## [STATED TASK]
Here are some records; copy every line that holds the word "narrow".

## [PROVIDED INFORMATION]
━━━━━━━━━━━━━━━━━━━━━━━━━━━━━━
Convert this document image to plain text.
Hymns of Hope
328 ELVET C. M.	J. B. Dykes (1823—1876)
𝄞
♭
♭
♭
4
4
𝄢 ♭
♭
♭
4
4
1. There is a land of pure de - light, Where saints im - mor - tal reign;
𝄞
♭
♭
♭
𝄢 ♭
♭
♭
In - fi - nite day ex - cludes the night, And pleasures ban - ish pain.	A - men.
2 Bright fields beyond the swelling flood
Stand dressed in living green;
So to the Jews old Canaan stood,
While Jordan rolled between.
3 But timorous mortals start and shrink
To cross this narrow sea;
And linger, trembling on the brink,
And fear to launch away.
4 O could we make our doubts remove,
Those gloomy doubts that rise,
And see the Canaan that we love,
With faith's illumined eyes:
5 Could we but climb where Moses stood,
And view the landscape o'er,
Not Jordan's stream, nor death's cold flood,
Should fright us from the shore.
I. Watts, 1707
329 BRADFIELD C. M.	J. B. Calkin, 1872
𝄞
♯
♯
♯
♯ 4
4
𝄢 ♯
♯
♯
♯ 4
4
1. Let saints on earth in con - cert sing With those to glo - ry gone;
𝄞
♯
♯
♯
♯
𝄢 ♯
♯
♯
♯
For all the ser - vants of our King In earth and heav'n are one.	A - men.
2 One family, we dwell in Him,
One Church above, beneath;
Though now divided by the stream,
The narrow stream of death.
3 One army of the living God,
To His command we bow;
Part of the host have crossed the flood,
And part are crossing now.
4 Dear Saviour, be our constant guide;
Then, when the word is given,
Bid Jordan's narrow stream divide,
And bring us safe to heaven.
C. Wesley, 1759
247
━━━━━━━━━━━━━━━━━━━━━━━━━━━━━━
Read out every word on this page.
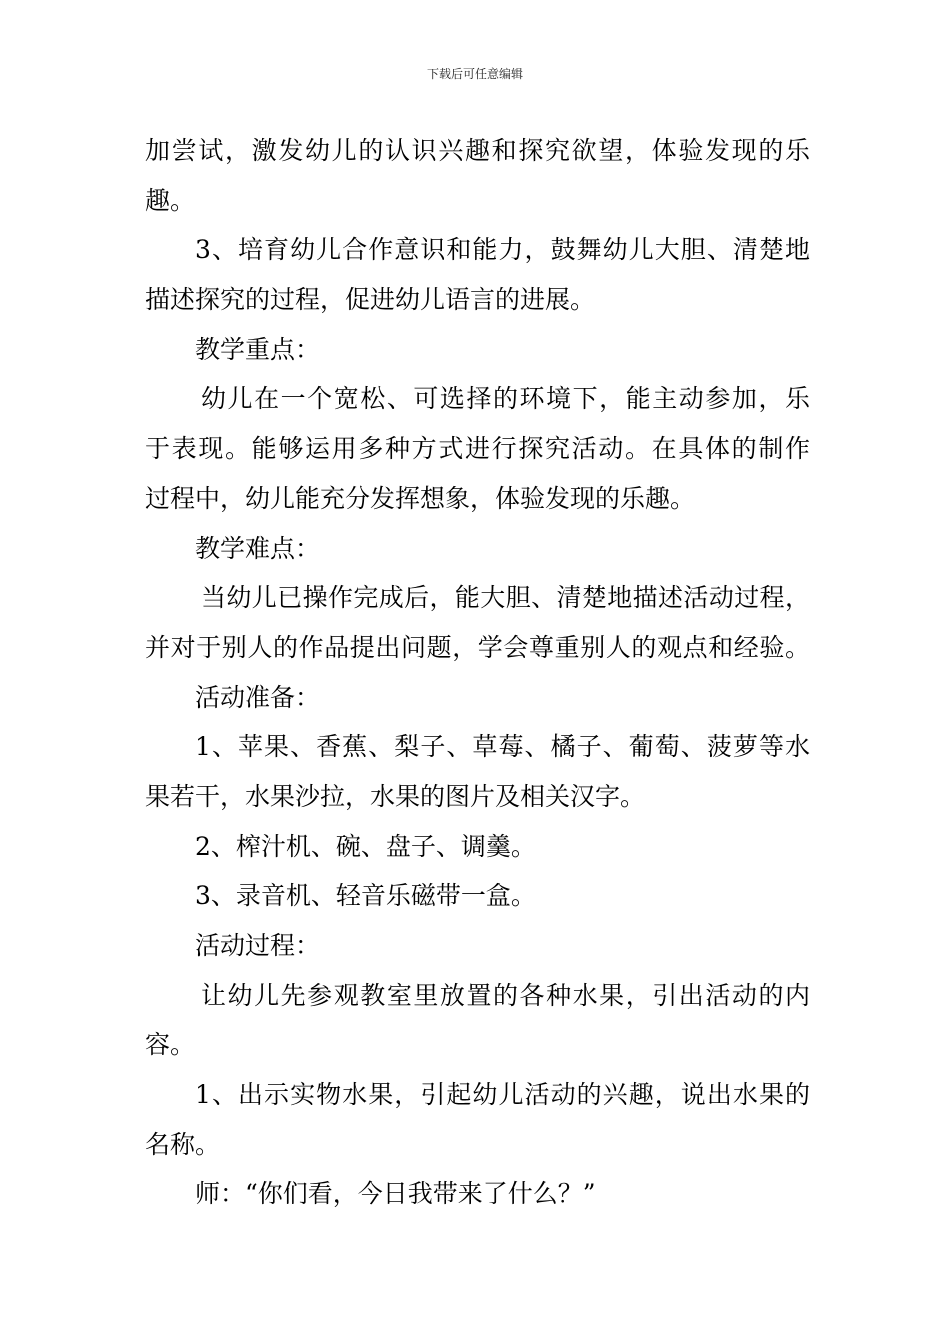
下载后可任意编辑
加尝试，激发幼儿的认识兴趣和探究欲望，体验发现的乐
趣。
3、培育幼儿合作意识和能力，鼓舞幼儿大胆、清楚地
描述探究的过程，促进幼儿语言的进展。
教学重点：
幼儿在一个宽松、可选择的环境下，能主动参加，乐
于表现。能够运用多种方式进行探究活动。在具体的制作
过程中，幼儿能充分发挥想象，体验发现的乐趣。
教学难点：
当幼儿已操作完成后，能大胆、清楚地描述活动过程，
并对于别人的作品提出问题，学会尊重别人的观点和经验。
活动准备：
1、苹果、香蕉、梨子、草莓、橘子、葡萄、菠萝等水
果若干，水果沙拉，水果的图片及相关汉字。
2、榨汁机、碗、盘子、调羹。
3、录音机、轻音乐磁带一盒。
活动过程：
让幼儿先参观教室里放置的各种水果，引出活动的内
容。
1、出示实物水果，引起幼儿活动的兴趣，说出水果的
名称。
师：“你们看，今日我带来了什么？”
━━━━━━━━━━━━━━━━━━━━━━━━━━━━━━
## [EXERCISE RESPONSE]
To cross this narrow sea;
The narrow stream of death.
Bid Jordan's narrow stream divide,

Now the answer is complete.